→ **Problem to work on**
Count how many lines of the data below contain the string "Explorer"; the reply should be that number alone.

→ **Exercise data**
□ □ □

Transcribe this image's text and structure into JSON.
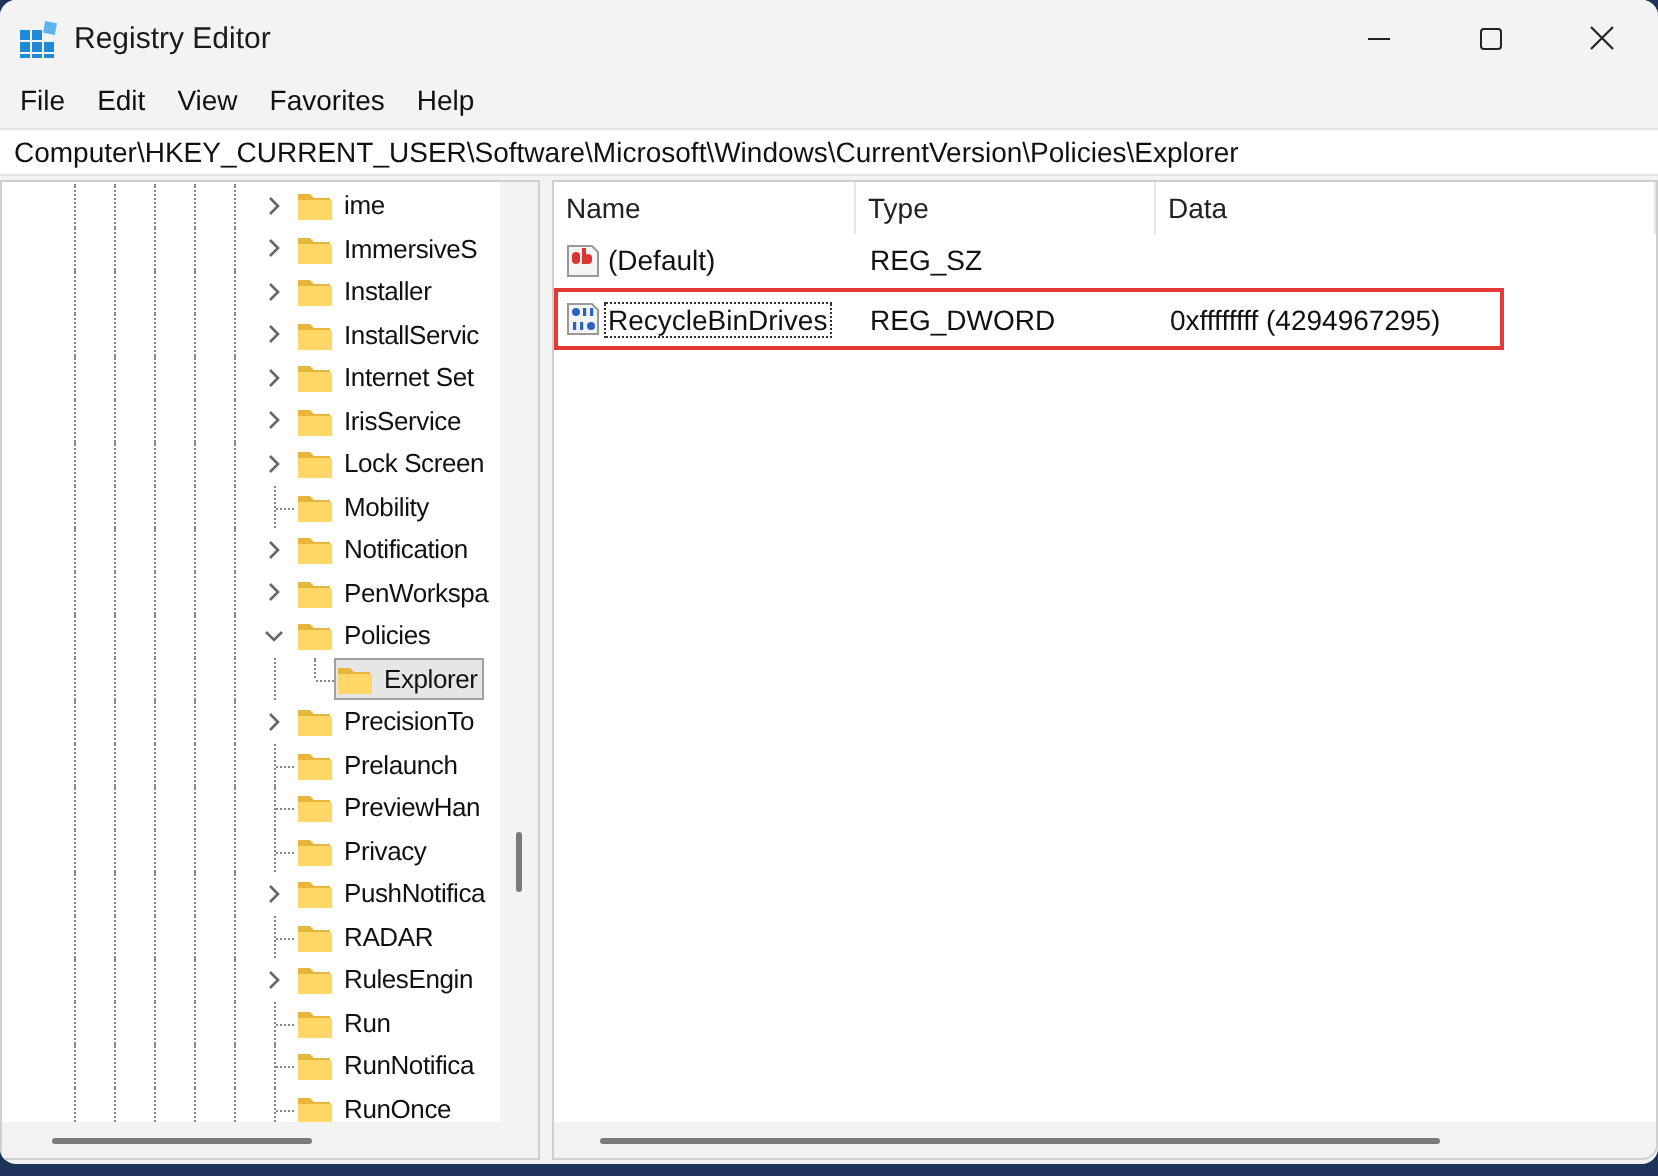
{
  "window": {
    "title": "Registry Editor"
  },
  "menu": [
    "File",
    "Edit",
    "View",
    "Favorites",
    "Help"
  ],
  "address": "Computer\\HKEY_CURRENT_USER\\Software\\Microsoft\\Windows\\CurrentVersion\\Policies\\Explorer",
  "tree": [
    {
      "label": "ime",
      "expandable": true,
      "expanded": false,
      "selected": false
    },
    {
      "label": "ImmersiveS",
      "expandable": true,
      "expanded": false,
      "selected": false
    },
    {
      "label": "Installer",
      "expandable": true,
      "expanded": false,
      "selected": false
    },
    {
      "label": "InstallServic",
      "expandable": true,
      "expanded": false,
      "selected": false
    },
    {
      "label": "Internet Set",
      "expandable": true,
      "expanded": false,
      "selected": false
    },
    {
      "label": "IrisService",
      "expandable": true,
      "expanded": false,
      "selected": false
    },
    {
      "label": "Lock Screen",
      "expandable": true,
      "expanded": false,
      "selected": false
    },
    {
      "label": "Mobility",
      "expandable": false,
      "selected": false
    },
    {
      "label": "Notification",
      "expandable": true,
      "expanded": false,
      "selected": false
    },
    {
      "label": "PenWorkspa",
      "expandable": true,
      "expanded": false,
      "selected": false
    },
    {
      "label": "Policies",
      "expandable": true,
      "expanded": true,
      "selected": false,
      "children": [
        {
          "label": "Explorer",
          "expandable": false,
          "selected": true
        }
      ]
    },
    {
      "label": "PrecisionTo",
      "expandable": true,
      "expanded": false,
      "selected": false
    },
    {
      "label": "Prelaunch",
      "expandable": false,
      "selected": false
    },
    {
      "label": "PreviewHan",
      "expandable": false,
      "selected": false
    },
    {
      "label": "Privacy",
      "expandable": false,
      "selected": false
    },
    {
      "label": "PushNotifica",
      "expandable": true,
      "expanded": false,
      "selected": false
    },
    {
      "label": "RADAR",
      "expandable": false,
      "selected": false
    },
    {
      "label": "RulesEngin",
      "expandable": true,
      "expanded": false,
      "selected": false
    },
    {
      "label": "Run",
      "expandable": false,
      "selected": false
    },
    {
      "label": "RunNotifica",
      "expandable": false,
      "selected": false
    },
    {
      "label": "RunOnce",
      "expandable": false,
      "selected": false
    }
  ],
  "values": {
    "columns": [
      "Name",
      "Type",
      "Data"
    ],
    "rows": [
      {
        "kind": "string",
        "name": "(Default)",
        "type": "REG_SZ",
        "focused": false,
        "highlighted": false
      },
      {
        "kind": "dword",
        "name": "RecycleBinDrives",
        "type": "REG_DWORD",
        "data": "0xffffffff (4294967295)",
        "focused": true,
        "highlighted": true
      }
    ]
  }
}
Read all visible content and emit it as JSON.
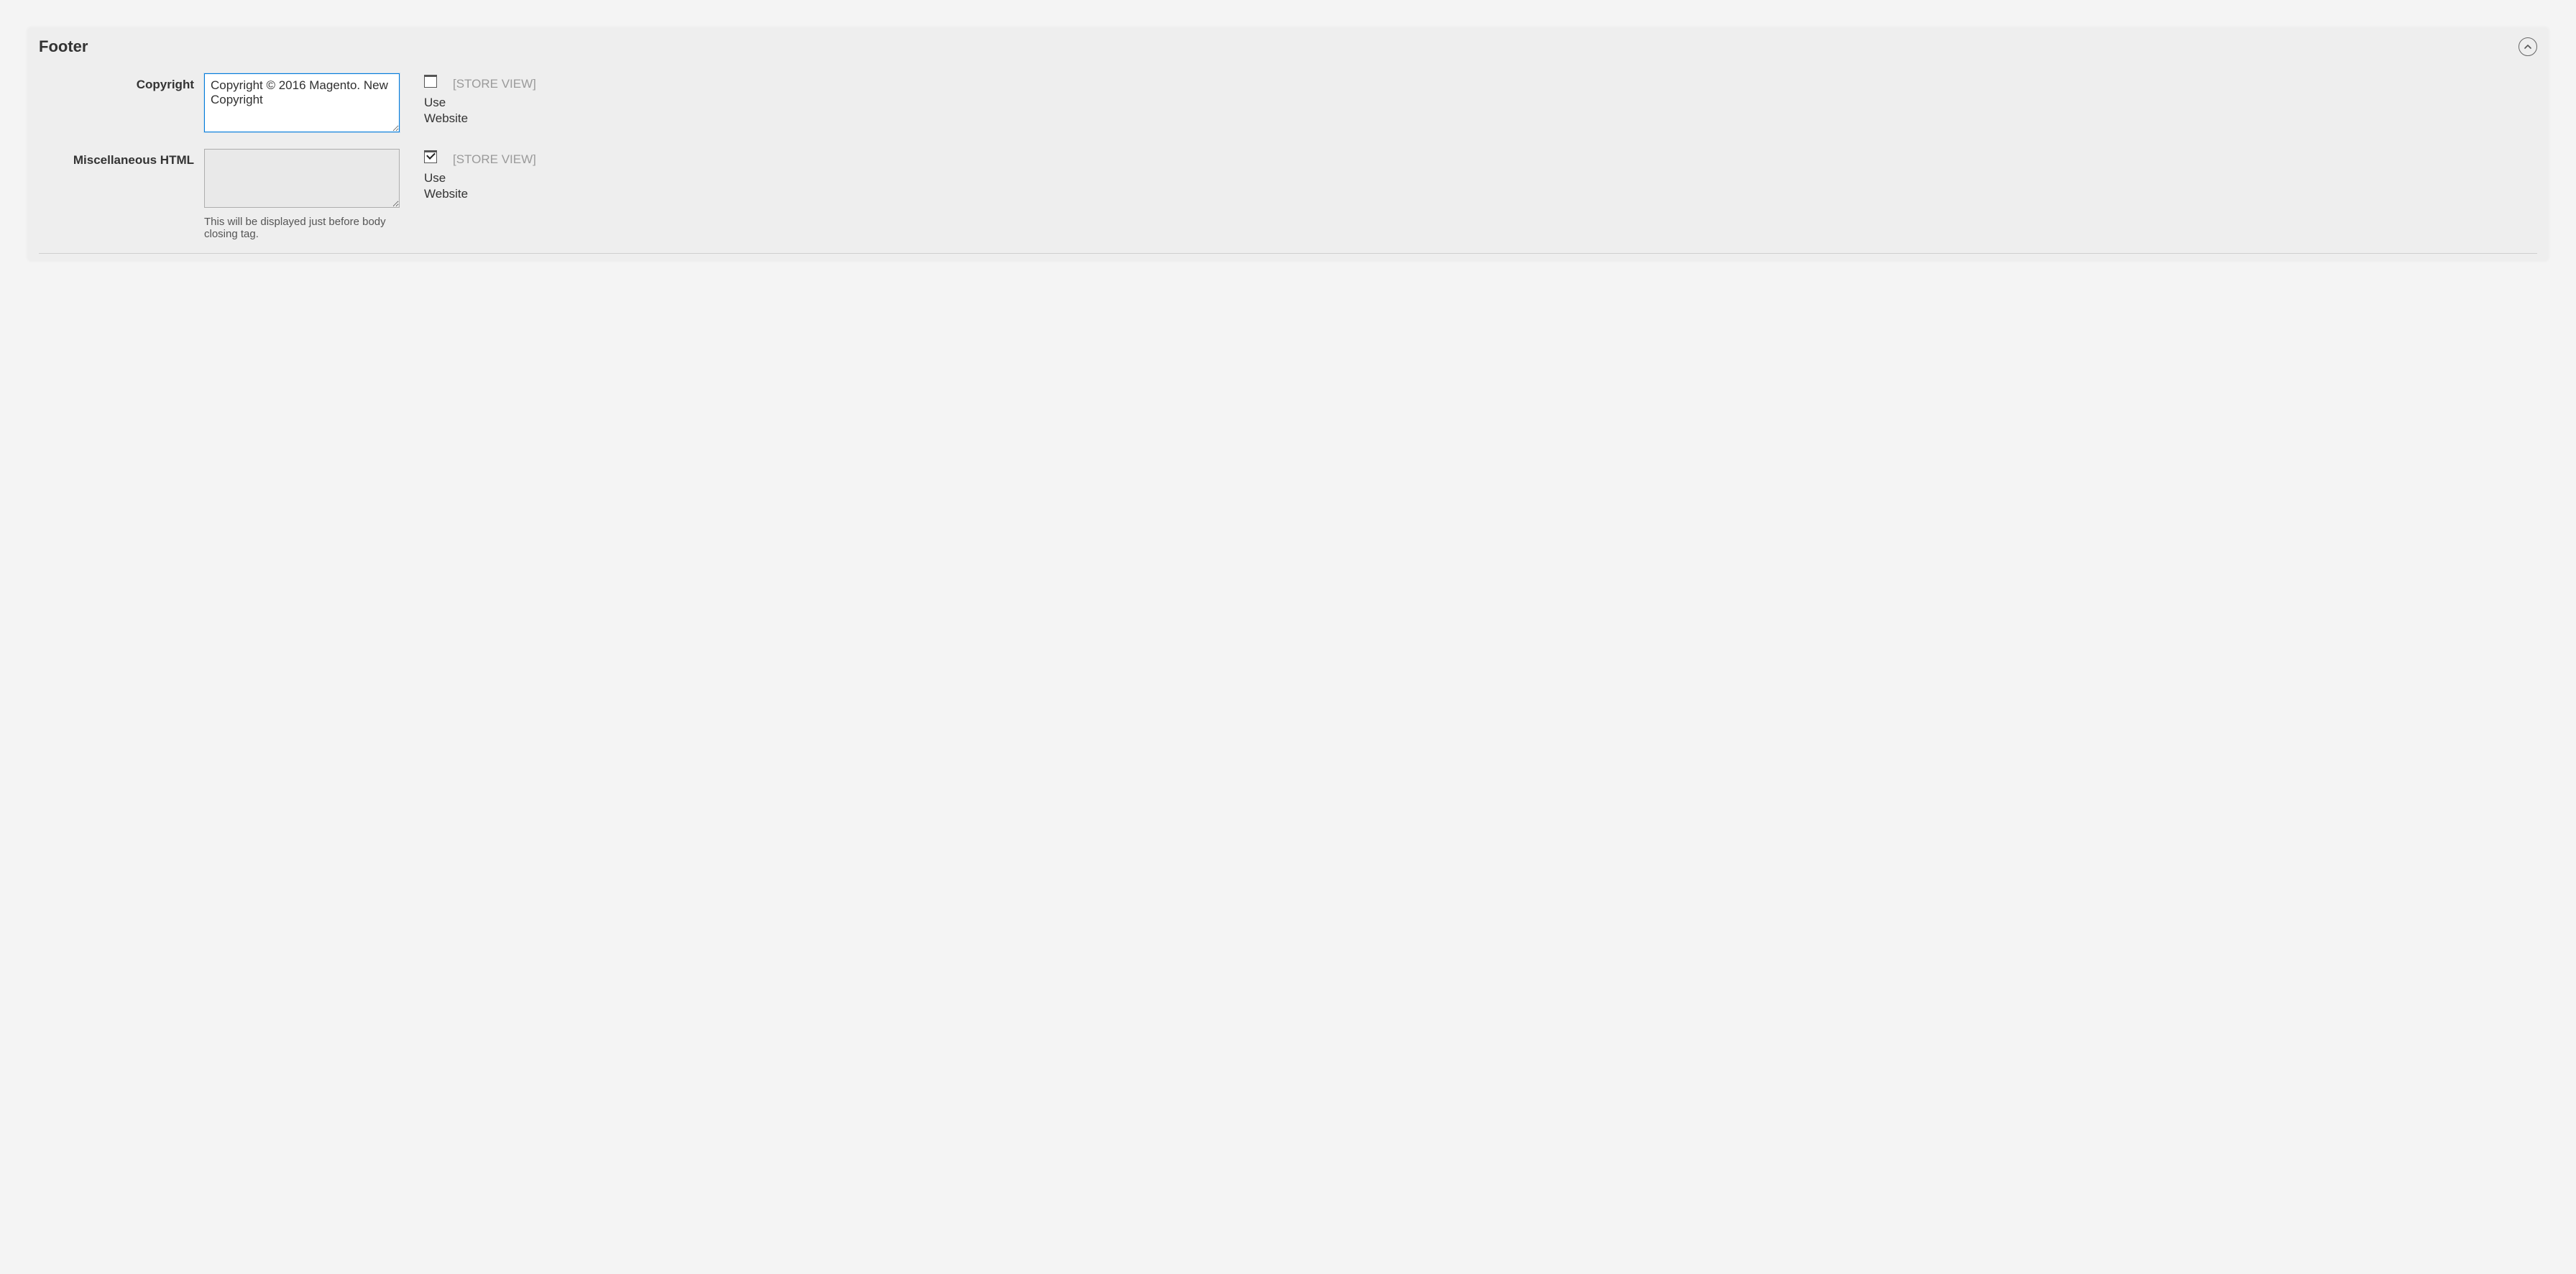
{
  "section": {
    "title": "Footer"
  },
  "fields": {
    "copyright": {
      "label": "Copyright",
      "value": "Copyright © 2016 Magento. New Copyright",
      "use_website_label": "Use Website",
      "use_website_checked": false,
      "scope": "[STORE VIEW]"
    },
    "misc_html": {
      "label": "Miscellaneous HTML",
      "value": "",
      "helper": "This will be displayed just before body closing tag.",
      "use_website_label": "Use Website",
      "use_website_checked": true,
      "scope": "[STORE VIEW]"
    }
  }
}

□ □ □

→ **Complete answer**
2